[Start MATERIAL FOR THIS TASK]
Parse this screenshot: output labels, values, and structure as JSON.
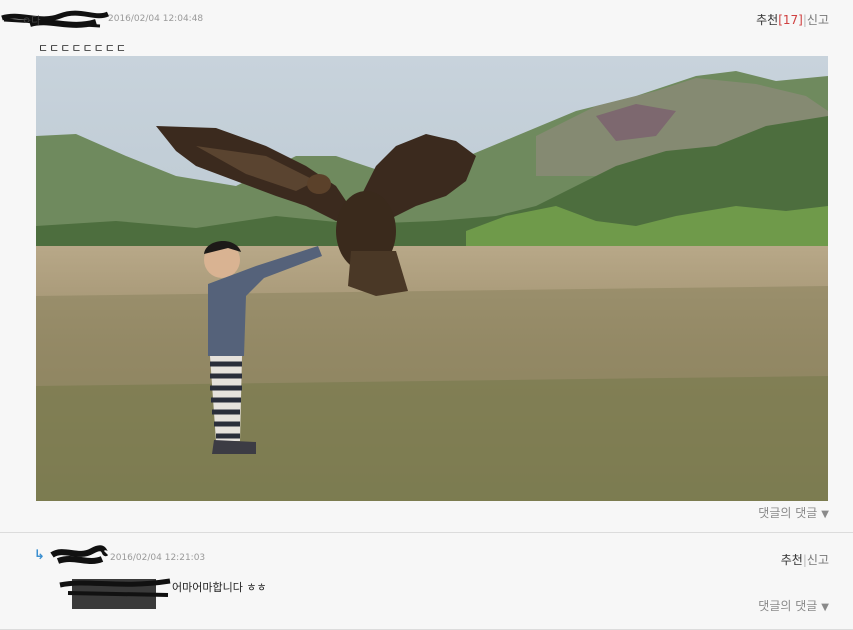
{
  "comment1": {
    "author_visible": "ㅇ다",
    "date": "2016/02/04 12:04:48",
    "text": "ㄷㄷㄷㄷㄷㄷㄷㄷ",
    "recommend_label": "추천",
    "recommend_count": "[17]",
    "separator": "|",
    "report_label": "신고",
    "reply_label": "댓글의 댓글",
    "reply_icon": "triangle-down-icon"
  },
  "comment2": {
    "arrow_icon": "reply-arrow-icon",
    "date": "2016/02/04 12:21:03",
    "text": "어마어마합니다 ㅎㅎ",
    "recommend_label": "추천",
    "separator": "|",
    "report_label": "신고",
    "reply_label": "댓글의 댓글",
    "reply_icon": "triangle-down-icon"
  },
  "colors": {
    "background": "#f7f7f7",
    "recommend_count": "#d04040",
    "reply_arrow": "#3b8fd0",
    "divider": "#dcdcdc"
  }
}
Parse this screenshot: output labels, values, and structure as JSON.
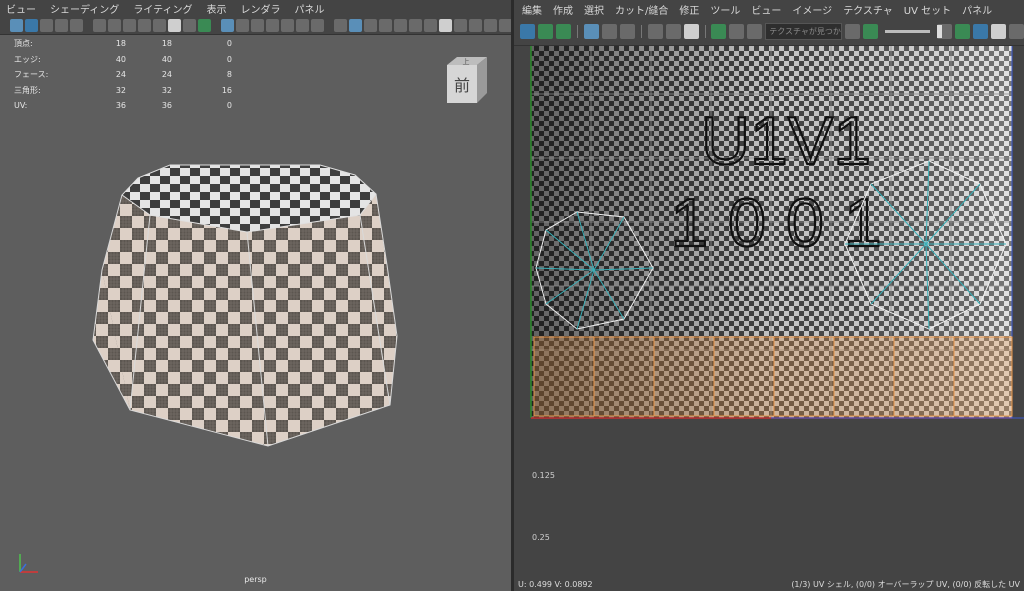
{
  "viewport": {
    "menu": [
      "ビュー",
      "シェーディング",
      "ライティング",
      "表示",
      "レンダラ",
      "パネル"
    ],
    "hud": [
      {
        "label": "頂点:",
        "a": "18",
        "b": "18",
        "c": "0"
      },
      {
        "label": "エッジ:",
        "a": "40",
        "b": "40",
        "c": "0"
      },
      {
        "label": "フェース:",
        "a": "24",
        "b": "24",
        "c": "8"
      },
      {
        "label": "三角形:",
        "a": "32",
        "b": "32",
        "c": "16"
      },
      {
        "label": "UV:",
        "a": "36",
        "b": "36",
        "c": "0"
      }
    ],
    "viewcube": {
      "top": "上",
      "front": "前"
    },
    "camera": "persp"
  },
  "uv_editor": {
    "menu": [
      "編集",
      "作成",
      "選択",
      "カット/縫合",
      "修正",
      "ツール",
      "ビュー",
      "イメージ",
      "テクスチャ",
      "UV セット",
      "パネル"
    ],
    "search_placeholder": "テクスチャが見つかり...",
    "tile_label_1": "U1V1",
    "tile_label_2": "1001",
    "ruler": [
      "0.125",
      "0.25"
    ],
    "status_left": "U:  0.499 V:  0.0892",
    "status_right": "(1/3) UV シェル, (0/0) オーバーラップ UV, (0/0) 反転した UV"
  },
  "colors": {
    "accent_blue": "#5a8fb8",
    "uv_outline": "#e8e8e8",
    "uv_spokes": "#3ab0b8",
    "selection": "#e8964a"
  }
}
[End MATERIAL FOR THIS TASK]
Retype the entries word for word. Omit any images.

FULL ANSWER ▸
Parse this screenshot: output labels, values, and structure as JSON.
{
  "comment1": {
    "author_visible": "ㅇ다",
    "date": "2016/02/04 12:04:48",
    "text": "ㄷㄷㄷㄷㄷㄷㄷㄷ",
    "recommend_label": "추천",
    "recommend_count": "[17]",
    "separator": "|",
    "report_label": "신고",
    "reply_label": "댓글의 댓글",
    "reply_icon": "triangle-down-icon"
  },
  "comment2": {
    "arrow_icon": "reply-arrow-icon",
    "date": "2016/02/04 12:21:03",
    "text": "어마어마합니다 ㅎㅎ",
    "recommend_label": "추천",
    "separator": "|",
    "report_label": "신고",
    "reply_label": "댓글의 댓글",
    "reply_icon": "triangle-down-icon"
  },
  "colors": {
    "background": "#f7f7f7",
    "recommend_count": "#d04040",
    "reply_arrow": "#3b8fd0",
    "divider": "#dcdcdc"
  }
}
Parse this screenshot: output labels, values, and structure as JSON.
{
  "viewport": {
    "menu": [
      "ビュー",
      "シェーディング",
      "ライティング",
      "表示",
      "レンダラ",
      "パネル"
    ],
    "hud": [
      {
        "label": "頂点:",
        "a": "18",
        "b": "18",
        "c": "0"
      },
      {
        "label": "エッジ:",
        "a": "40",
        "b": "40",
        "c": "0"
      },
      {
        "label": "フェース:",
        "a": "24",
        "b": "24",
        "c": "8"
      },
      {
        "label": "三角形:",
        "a": "32",
        "b": "32",
        "c": "16"
      },
      {
        "label": "UV:",
        "a": "36",
        "b": "36",
        "c": "0"
      }
    ],
    "viewcube": {
      "top": "上",
      "front": "前"
    },
    "camera": "persp"
  },
  "uv_editor": {
    "menu": [
      "編集",
      "作成",
      "選択",
      "カット/縫合",
      "修正",
      "ツール",
      "ビュー",
      "イメージ",
      "テクスチャ",
      "UV セット",
      "パネル"
    ],
    "search_placeholder": "テクスチャが見つかり...",
    "tile_label_1": "U1V1",
    "tile_label_2": "1001",
    "ruler": [
      "0.125",
      "0.25"
    ],
    "status_left": "U:  0.499 V:  0.0892",
    "status_right": "(1/3) UV シェル, (0/0) オーバーラップ UV, (0/0) 反転した UV"
  },
  "colors": {
    "accent_blue": "#5a8fb8",
    "uv_outline": "#e8e8e8",
    "uv_spokes": "#3ab0b8",
    "selection": "#e8964a"
  }
}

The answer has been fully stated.